## AIM
From the entries below, pull out each line where "size" appears.
>> Start
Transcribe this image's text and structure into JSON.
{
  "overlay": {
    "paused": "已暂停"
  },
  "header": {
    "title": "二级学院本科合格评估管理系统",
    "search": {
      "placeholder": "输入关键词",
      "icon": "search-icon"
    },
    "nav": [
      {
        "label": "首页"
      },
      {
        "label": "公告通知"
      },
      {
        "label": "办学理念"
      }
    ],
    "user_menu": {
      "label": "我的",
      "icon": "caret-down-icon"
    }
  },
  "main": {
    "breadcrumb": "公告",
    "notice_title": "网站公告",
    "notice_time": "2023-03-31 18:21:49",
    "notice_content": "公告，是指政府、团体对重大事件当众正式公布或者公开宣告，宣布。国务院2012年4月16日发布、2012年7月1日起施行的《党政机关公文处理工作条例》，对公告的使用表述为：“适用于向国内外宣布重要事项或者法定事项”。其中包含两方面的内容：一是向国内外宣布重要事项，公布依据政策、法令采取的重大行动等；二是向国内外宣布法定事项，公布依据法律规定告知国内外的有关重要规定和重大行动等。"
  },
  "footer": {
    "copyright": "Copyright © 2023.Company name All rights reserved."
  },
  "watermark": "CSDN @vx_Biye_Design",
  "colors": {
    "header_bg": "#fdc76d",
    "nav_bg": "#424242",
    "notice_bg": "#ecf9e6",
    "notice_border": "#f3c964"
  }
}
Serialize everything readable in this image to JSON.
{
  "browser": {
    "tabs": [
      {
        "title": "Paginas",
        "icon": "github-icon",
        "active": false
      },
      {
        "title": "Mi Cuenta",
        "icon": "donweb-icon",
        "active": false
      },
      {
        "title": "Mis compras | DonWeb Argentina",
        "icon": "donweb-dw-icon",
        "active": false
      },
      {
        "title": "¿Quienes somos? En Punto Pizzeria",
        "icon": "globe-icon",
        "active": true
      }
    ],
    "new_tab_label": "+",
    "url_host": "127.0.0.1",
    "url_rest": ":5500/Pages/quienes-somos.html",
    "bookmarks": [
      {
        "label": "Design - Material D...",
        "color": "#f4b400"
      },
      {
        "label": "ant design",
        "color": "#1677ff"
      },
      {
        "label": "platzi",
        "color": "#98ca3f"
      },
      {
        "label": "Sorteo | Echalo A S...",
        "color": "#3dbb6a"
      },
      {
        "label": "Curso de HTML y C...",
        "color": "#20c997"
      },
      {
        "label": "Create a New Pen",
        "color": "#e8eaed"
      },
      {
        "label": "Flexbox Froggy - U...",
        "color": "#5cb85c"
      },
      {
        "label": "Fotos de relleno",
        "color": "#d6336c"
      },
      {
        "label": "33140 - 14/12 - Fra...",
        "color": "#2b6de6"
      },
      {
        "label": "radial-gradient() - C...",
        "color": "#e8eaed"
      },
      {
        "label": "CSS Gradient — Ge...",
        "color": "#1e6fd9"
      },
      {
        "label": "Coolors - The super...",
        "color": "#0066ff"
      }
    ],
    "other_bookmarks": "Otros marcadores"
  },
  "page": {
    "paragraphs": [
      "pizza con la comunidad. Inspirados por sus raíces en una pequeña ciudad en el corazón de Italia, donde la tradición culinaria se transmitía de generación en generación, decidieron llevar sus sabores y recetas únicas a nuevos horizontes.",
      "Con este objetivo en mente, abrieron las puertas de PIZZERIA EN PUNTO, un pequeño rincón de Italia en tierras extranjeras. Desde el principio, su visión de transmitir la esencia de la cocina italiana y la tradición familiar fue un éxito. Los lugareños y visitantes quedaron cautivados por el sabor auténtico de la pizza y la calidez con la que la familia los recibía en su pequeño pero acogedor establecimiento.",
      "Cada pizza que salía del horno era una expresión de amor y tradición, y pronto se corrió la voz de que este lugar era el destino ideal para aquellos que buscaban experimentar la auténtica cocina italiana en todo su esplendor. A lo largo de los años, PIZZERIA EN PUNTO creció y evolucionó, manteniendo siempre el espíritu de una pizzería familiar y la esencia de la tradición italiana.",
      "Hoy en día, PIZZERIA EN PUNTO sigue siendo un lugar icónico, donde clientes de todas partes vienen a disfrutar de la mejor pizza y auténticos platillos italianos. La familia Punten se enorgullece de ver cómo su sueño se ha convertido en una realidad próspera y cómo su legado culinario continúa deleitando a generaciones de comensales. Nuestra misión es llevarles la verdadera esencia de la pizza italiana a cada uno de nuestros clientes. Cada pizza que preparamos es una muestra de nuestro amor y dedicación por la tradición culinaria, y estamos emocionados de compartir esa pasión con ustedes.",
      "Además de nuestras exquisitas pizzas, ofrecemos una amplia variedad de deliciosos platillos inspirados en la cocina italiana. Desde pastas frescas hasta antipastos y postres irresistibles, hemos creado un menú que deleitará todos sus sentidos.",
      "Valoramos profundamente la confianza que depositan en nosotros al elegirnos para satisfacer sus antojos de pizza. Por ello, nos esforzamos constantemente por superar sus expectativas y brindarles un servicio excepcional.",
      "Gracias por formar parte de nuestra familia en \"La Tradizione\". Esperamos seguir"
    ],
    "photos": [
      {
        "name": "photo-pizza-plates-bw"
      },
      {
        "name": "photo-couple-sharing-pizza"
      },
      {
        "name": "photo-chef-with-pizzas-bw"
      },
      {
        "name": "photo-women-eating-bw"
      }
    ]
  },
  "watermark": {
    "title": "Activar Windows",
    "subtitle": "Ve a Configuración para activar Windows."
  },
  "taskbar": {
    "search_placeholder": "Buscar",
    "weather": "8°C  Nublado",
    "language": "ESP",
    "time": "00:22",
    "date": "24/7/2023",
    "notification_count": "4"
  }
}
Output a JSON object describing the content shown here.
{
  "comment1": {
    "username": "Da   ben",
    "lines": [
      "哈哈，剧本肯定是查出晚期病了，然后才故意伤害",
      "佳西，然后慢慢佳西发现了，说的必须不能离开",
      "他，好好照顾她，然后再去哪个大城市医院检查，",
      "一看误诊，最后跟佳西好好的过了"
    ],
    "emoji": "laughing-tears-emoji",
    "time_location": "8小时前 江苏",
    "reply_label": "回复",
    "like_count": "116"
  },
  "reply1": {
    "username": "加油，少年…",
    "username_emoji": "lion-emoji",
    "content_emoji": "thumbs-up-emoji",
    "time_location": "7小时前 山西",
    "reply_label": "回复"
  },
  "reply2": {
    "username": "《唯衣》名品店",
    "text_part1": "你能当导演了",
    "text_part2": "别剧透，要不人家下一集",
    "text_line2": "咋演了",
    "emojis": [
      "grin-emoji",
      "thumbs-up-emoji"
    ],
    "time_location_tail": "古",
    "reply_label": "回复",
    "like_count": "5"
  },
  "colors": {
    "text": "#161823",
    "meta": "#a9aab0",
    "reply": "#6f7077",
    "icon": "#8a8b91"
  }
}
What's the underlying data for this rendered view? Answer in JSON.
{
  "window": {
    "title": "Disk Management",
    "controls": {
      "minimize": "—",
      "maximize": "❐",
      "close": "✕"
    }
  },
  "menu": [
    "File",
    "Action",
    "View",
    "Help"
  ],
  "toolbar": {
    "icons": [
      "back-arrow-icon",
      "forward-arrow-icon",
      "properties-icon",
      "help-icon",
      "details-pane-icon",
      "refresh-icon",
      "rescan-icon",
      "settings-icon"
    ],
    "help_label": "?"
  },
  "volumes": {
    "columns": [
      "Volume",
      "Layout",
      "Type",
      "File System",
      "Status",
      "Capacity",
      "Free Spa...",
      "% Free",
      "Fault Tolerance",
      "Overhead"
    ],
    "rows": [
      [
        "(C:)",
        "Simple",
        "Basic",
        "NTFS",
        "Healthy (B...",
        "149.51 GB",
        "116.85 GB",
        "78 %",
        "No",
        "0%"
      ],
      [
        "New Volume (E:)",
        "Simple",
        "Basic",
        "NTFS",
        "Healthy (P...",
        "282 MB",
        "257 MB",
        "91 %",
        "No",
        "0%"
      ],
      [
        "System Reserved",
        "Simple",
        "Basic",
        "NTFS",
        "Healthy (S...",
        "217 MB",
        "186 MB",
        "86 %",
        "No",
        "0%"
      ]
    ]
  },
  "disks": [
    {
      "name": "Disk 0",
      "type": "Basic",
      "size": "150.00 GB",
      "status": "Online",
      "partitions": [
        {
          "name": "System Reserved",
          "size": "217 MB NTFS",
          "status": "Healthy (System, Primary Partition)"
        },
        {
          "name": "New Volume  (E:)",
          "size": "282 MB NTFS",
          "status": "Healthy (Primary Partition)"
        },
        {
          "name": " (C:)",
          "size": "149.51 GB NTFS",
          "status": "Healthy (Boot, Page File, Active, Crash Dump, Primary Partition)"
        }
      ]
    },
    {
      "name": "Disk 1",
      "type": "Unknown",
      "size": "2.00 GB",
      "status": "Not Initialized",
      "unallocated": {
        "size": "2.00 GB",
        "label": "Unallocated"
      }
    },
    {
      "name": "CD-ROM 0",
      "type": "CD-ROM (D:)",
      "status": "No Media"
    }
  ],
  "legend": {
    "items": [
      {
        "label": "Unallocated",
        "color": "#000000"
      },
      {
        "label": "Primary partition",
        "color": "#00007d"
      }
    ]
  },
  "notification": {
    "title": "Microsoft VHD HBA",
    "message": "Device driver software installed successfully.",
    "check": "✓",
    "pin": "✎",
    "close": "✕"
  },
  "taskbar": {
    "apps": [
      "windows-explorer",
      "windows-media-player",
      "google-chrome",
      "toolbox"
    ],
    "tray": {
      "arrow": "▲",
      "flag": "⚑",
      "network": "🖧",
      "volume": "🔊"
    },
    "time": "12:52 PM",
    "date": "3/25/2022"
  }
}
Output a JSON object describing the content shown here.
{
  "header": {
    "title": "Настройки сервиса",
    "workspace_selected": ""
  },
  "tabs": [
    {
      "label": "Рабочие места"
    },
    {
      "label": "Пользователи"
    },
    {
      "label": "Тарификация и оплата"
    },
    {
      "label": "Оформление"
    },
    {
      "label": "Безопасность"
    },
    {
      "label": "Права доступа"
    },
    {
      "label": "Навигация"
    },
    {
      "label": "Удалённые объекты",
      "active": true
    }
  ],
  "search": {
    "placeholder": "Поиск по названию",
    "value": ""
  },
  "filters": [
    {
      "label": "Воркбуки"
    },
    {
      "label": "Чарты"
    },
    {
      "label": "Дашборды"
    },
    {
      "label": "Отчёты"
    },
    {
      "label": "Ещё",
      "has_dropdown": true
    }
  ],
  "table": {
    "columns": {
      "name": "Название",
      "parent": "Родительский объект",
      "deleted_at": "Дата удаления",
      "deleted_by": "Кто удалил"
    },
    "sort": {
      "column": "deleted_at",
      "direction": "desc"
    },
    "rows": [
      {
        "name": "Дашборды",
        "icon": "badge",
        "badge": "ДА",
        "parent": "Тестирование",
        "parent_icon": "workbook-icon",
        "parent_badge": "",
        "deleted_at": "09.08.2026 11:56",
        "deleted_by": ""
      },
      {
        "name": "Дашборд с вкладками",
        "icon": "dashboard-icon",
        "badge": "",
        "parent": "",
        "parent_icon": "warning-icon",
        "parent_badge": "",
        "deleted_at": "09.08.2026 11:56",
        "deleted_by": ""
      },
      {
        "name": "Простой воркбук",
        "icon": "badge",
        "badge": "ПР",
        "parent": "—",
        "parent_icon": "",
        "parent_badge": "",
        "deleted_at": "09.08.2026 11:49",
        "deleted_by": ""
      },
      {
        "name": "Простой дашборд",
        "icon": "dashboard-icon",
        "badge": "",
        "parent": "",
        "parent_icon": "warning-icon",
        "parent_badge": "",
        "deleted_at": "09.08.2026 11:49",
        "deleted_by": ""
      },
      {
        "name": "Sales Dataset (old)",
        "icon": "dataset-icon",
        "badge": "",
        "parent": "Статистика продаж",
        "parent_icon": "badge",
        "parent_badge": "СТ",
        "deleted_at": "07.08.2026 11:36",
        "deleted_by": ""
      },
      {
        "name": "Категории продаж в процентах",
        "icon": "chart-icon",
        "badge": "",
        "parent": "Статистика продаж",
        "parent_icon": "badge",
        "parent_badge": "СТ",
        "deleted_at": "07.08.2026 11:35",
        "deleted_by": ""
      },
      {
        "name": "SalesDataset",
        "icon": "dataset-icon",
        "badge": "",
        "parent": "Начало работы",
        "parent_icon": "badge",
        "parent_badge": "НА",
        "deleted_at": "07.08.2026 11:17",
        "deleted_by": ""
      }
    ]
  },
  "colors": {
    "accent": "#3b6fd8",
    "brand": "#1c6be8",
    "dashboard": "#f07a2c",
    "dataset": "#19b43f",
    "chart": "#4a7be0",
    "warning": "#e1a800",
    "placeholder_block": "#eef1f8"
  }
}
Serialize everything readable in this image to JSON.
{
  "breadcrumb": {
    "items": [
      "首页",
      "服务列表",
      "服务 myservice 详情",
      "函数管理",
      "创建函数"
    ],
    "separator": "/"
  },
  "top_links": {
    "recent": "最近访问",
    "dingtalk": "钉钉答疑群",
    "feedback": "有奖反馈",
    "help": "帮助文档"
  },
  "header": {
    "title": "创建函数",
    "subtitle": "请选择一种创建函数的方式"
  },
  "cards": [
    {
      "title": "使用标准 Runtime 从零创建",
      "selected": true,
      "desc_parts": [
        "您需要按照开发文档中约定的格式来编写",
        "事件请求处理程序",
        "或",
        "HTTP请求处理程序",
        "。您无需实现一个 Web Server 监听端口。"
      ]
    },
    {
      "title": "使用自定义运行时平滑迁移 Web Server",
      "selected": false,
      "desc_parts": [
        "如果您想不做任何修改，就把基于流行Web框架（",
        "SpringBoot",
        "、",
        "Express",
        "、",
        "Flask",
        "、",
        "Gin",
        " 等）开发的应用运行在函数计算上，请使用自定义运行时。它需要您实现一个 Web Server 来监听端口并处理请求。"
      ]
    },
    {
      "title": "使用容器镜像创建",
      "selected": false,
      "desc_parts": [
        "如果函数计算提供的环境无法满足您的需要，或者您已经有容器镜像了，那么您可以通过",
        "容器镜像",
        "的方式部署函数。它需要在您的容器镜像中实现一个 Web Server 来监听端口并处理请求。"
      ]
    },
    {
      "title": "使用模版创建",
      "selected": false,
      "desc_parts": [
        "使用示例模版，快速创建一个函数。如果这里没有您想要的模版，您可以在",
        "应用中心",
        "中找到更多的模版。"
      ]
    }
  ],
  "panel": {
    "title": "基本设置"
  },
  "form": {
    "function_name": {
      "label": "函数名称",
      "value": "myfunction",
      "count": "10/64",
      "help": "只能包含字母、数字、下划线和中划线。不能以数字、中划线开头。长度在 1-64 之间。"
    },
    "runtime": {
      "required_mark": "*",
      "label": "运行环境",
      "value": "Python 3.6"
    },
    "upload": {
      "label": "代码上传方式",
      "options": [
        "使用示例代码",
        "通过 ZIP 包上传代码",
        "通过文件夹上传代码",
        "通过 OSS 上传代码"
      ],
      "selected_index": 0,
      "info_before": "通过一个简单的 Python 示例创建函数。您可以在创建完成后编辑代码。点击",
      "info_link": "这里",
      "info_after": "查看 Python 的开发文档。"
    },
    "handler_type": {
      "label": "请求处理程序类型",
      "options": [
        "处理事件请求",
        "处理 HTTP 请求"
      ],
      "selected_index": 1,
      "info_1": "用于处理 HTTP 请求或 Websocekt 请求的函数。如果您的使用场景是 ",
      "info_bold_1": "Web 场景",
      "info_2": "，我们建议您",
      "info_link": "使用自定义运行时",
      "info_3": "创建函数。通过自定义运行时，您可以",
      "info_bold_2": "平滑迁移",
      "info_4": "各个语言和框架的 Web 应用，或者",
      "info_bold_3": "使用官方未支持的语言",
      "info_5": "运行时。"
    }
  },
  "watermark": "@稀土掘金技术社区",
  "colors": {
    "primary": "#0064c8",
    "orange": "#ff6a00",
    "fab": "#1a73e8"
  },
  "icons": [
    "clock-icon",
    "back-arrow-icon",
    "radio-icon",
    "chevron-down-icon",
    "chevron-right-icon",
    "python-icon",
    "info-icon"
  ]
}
>> End
## CORRECT RESULT
      "size": "150.00 GB",
          "size": "217 MB NTFS",
          "size": "282 MB NTFS",
          "size": "149.51 GB NTFS",
      "size": "2.00 GB",
        "size": "2.00 GB",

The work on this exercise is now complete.